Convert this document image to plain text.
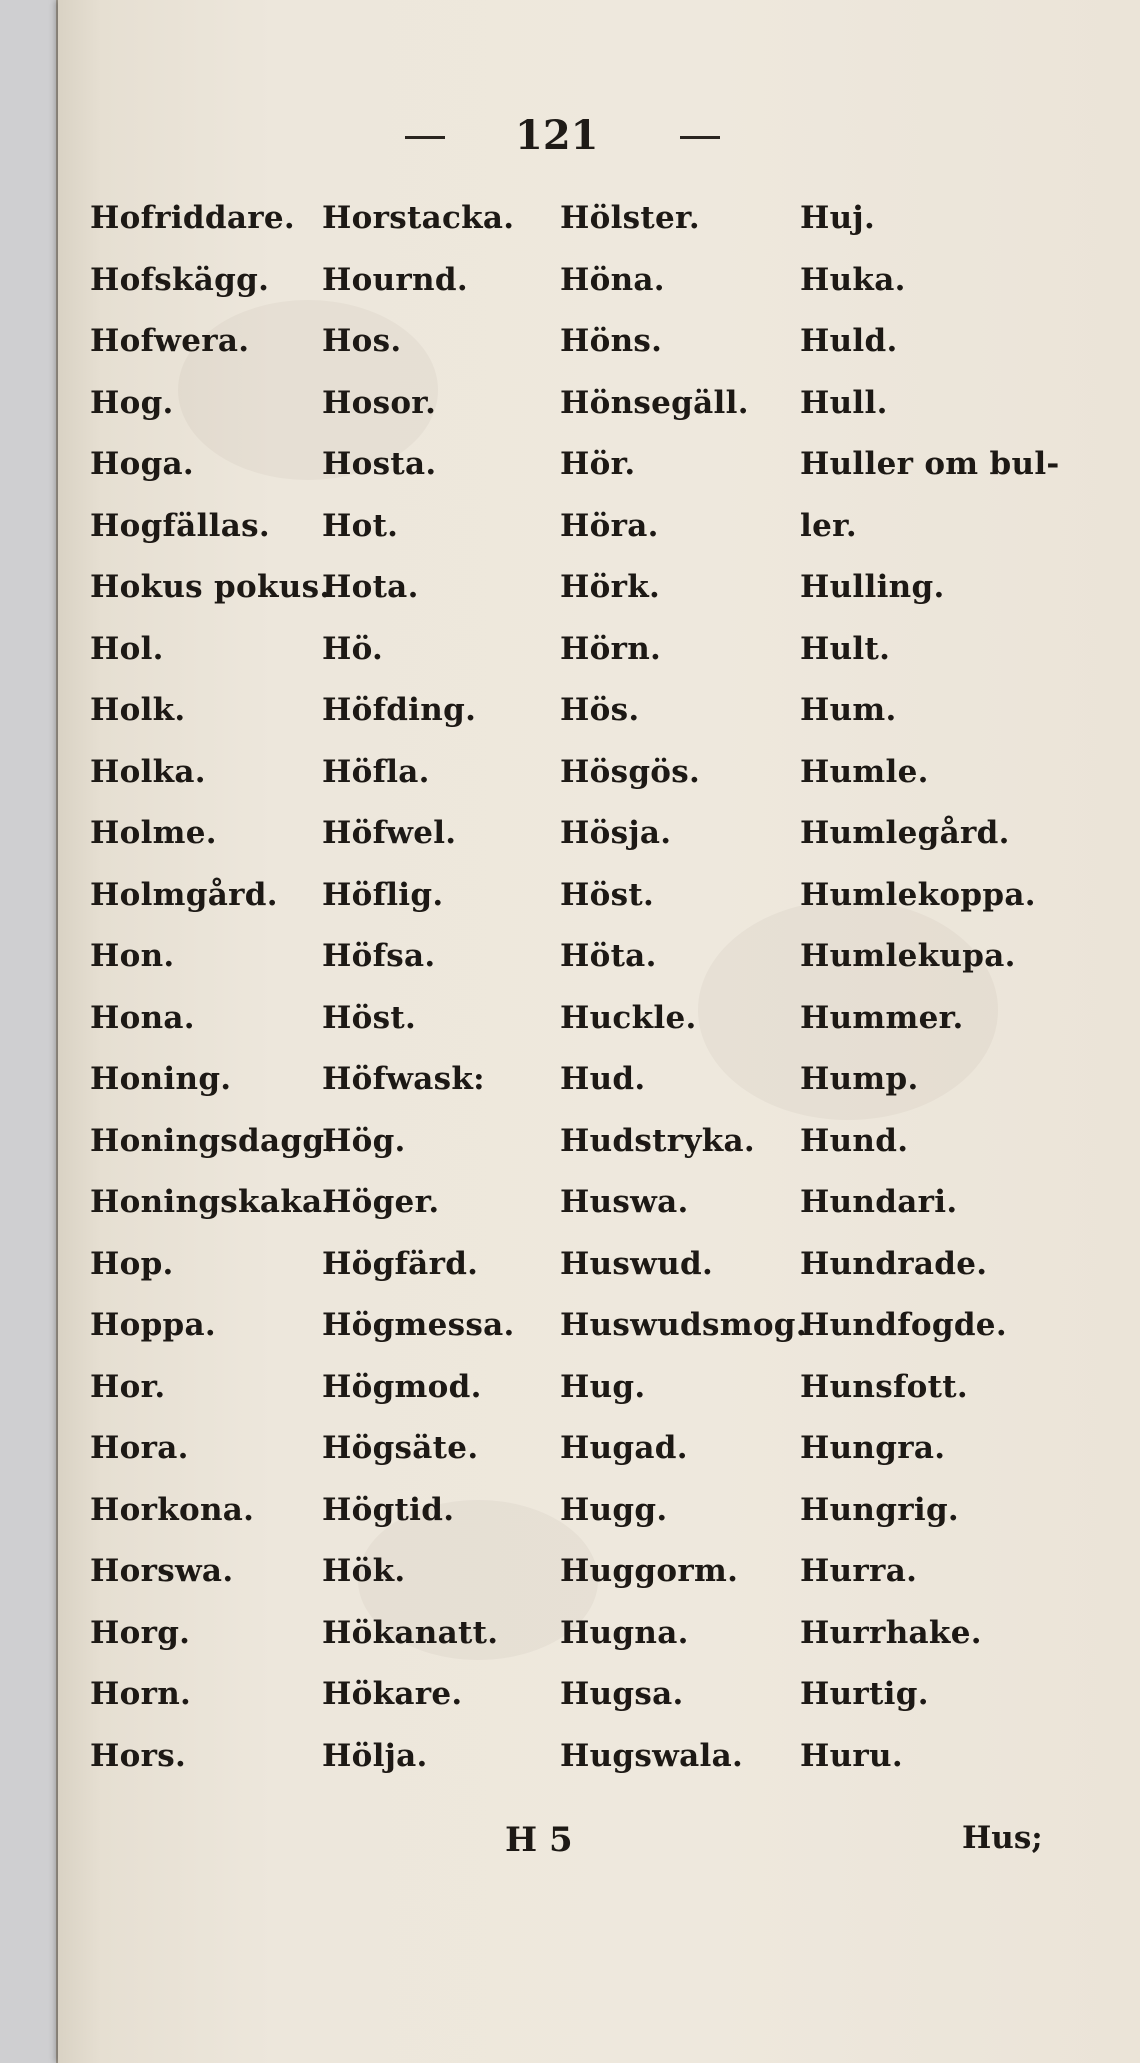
121
Hofriddare.
Hofskägg.
Hofwera.
Hog.
Hoga.
Hogfällas.
Hokus pokus.
Hol.
Holk.
Holka.
Holme.
Holmgård.
Hon.
Hona.
Honing.
Honingsdagg.
Honingskaka.
Hop.
Hoppa.
Hor.
Hora.
Horkona.
Horswa.
Horg.
Horn.
Hors.
Horstacka.
Hournd.
Hos.
Hosor.
Hosta.
Hot.
Hota.
Hö.
Höfding.
Höfla.
Höfwel.
Höflig.
Höfsa.
Höst.
Höfwask:
Hög.
Höger.
Högfärd.
Högmessa.
Högmod.
Högsäte.
Högtid.
Hök.
Hökanatt.
Hökare.
Hölja.
Hölster.
Höna.
Höns.
Hönsegäll.
Hör.
Höra.
Hörk.
Hörn.
Hös.
Hösgös.
Hösja.
Höst.
Höta.
Huckle.
Hud.
Hudstryka.
Huswa.
Huswud.
Huswudsmog.
Hug.
Hugad.
Hugg.
Huggorm.
Hugna.
Hugsa.
Hugswala.
Huj.
Huka.
Huld.
Hull.
Huller om bul-
ler.
Hulling.
Hult.
Hum.
Humle.
Humlegård.
Humlekoppa.
Humlekupa.
Hummer.
Hump.
Hund.
Hundari.
Hundrade.
Hundfogde.
Hunsfott.
Hungra.
Hungrig.
Hurra.
Hurrhake.
Hurtig.
Huru.
H 5	Hus;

• • • •

_WHAT TO WORK ON_
Write out the records above exactly as they stand, leaving out every picture.

_SOLVED PROBLEM_
Convert this document image to plain text.
121
Hofriddare.
Hofskägg.
Hofwera.
Hog.
Hoga.
Hogfällas.
Hokus pokus.
Hol.
Holk.
Holka.
Holme.
Holmgård.
Hon.
Hona.
Honing.
Honingsdagg.
Honingskaka.
Hop.
Hoppa.
Hor.
Hora.
Horkona.
Horswa.
Horg.
Horn.
Hors.
Horstacka.
Hournd.
Hos.
Hosor.
Hosta.
Hot.
Hota.
Hö.
Höfding.
Höfla.
Höfwel.
Höflig.
Höfsa.
Höst.
Höfwask:
Hög.
Höger.
Högfärd.
Högmessa.
Högmod.
Högsäte.
Högtid.
Hök.
Hökanatt.
Hökare.
Hölja.
Hölster.
Höna.
Höns.
Hönsegäll.
Hör.
Höra.
Hörk.
Hörn.
Hös.
Hösgös.
Hösja.
Höst.
Höta.
Huckle.
Hud.
Hudstryka.
Huswa.
Huswud.
Huswudsmog.
Hug.
Hugad.
Hugg.
Huggorm.
Hugna.
Hugsa.
Hugswala.
Huj.
Huka.
Huld.
Hull.
Huller om bul-
ler.
Hulling.
Hult.
Hum.
Humle.
Humlegård.
Humlekoppa.
Humlekupa.
Hummer.
Hump.
Hund.
Hundari.
Hundrade.
Hundfogde.
Hunsfott.
Hungra.
Hungrig.
Hurra.
Hurrhake.
Hurtig.
Huru.
H 5	Hus;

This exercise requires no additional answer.